** Start **

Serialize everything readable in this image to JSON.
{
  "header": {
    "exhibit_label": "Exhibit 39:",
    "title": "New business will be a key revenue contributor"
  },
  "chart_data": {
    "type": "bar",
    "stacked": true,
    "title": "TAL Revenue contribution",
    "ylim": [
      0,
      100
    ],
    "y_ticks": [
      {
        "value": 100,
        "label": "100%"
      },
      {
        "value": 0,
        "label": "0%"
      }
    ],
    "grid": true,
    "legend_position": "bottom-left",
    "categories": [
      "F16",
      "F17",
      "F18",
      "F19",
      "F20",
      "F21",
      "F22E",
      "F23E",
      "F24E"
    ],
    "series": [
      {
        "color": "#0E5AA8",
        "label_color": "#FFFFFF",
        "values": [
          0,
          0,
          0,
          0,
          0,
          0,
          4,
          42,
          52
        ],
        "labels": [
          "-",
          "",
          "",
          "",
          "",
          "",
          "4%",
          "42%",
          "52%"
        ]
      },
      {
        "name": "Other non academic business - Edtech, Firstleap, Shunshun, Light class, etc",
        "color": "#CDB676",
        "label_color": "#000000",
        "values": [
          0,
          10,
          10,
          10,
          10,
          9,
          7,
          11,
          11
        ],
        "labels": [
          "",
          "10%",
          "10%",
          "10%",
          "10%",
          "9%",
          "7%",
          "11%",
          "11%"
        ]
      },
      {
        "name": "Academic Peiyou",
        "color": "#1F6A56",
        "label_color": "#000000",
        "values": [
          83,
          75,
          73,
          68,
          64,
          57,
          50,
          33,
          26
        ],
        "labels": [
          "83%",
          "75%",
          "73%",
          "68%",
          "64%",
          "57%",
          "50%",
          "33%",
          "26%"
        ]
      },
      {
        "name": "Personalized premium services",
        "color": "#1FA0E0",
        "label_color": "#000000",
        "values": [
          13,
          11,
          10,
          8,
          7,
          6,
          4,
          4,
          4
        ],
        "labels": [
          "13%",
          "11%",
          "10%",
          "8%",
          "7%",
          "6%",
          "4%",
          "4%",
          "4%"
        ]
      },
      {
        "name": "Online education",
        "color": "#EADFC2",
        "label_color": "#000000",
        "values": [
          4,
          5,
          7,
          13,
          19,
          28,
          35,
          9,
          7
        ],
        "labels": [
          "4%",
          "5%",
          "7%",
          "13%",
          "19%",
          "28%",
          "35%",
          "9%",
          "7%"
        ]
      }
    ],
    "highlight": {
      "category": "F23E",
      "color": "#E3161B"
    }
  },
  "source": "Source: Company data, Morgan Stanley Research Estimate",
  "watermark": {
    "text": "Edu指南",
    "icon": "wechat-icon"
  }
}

** End **

Each line must be given again exactly as written above.

Serialize everything readable in this image to JSON.
{
  "header": {
    "exhibit_label": "Exhibit 39:",
    "title": "New business will be a key revenue contributor"
  },
  "chart_data": {
    "type": "bar",
    "stacked": true,
    "title": "TAL Revenue contribution",
    "ylim": [
      0,
      100
    ],
    "y_ticks": [
      {
        "value": 100,
        "label": "100%"
      },
      {
        "value": 0,
        "label": "0%"
      }
    ],
    "grid": true,
    "legend_position": "bottom-left",
    "categories": [
      "F16",
      "F17",
      "F18",
      "F19",
      "F20",
      "F21",
      "F22E",
      "F23E",
      "F24E"
    ],
    "series": [
      {
        "color": "#0E5AA8",
        "label_color": "#FFFFFF",
        "values": [
          0,
          0,
          0,
          0,
          0,
          0,
          4,
          42,
          52
        ],
        "labels": [
          "-",
          "",
          "",
          "",
          "",
          "",
          "4%",
          "42%",
          "52%"
        ]
      },
      {
        "name": "Other non academic business - Edtech, Firstleap, Shunshun, Light class, etc",
        "color": "#CDB676",
        "label_color": "#000000",
        "values": [
          0,
          10,
          10,
          10,
          10,
          9,
          7,
          11,
          11
        ],
        "labels": [
          "",
          "10%",
          "10%",
          "10%",
          "10%",
          "9%",
          "7%",
          "11%",
          "11%"
        ]
      },
      {
        "name": "Academic Peiyou",
        "color": "#1F6A56",
        "label_color": "#000000",
        "values": [
          83,
          75,
          73,
          68,
          64,
          57,
          50,
          33,
          26
        ],
        "labels": [
          "83%",
          "75%",
          "73%",
          "68%",
          "64%",
          "57%",
          "50%",
          "33%",
          "26%"
        ]
      },
      {
        "name": "Personalized premium services",
        "color": "#1FA0E0",
        "label_color": "#000000",
        "values": [
          13,
          11,
          10,
          8,
          7,
          6,
          4,
          4,
          4
        ],
        "labels": [
          "13%",
          "11%",
          "10%",
          "8%",
          "7%",
          "6%",
          "4%",
          "4%",
          "4%"
        ]
      },
      {
        "name": "Online education",
        "color": "#EADFC2",
        "label_color": "#000000",
        "values": [
          4,
          5,
          7,
          13,
          19,
          28,
          35,
          9,
          7
        ],
        "labels": [
          "4%",
          "5%",
          "7%",
          "13%",
          "19%",
          "28%",
          "35%",
          "9%",
          "7%"
        ]
      }
    ],
    "highlight": {
      "category": "F23E",
      "color": "#E3161B"
    }
  },
  "source": "Source: Company data, Morgan Stanley Research Estimate",
  "watermark": {
    "text": "Edu指南",
    "icon": "wechat-icon"
  }
}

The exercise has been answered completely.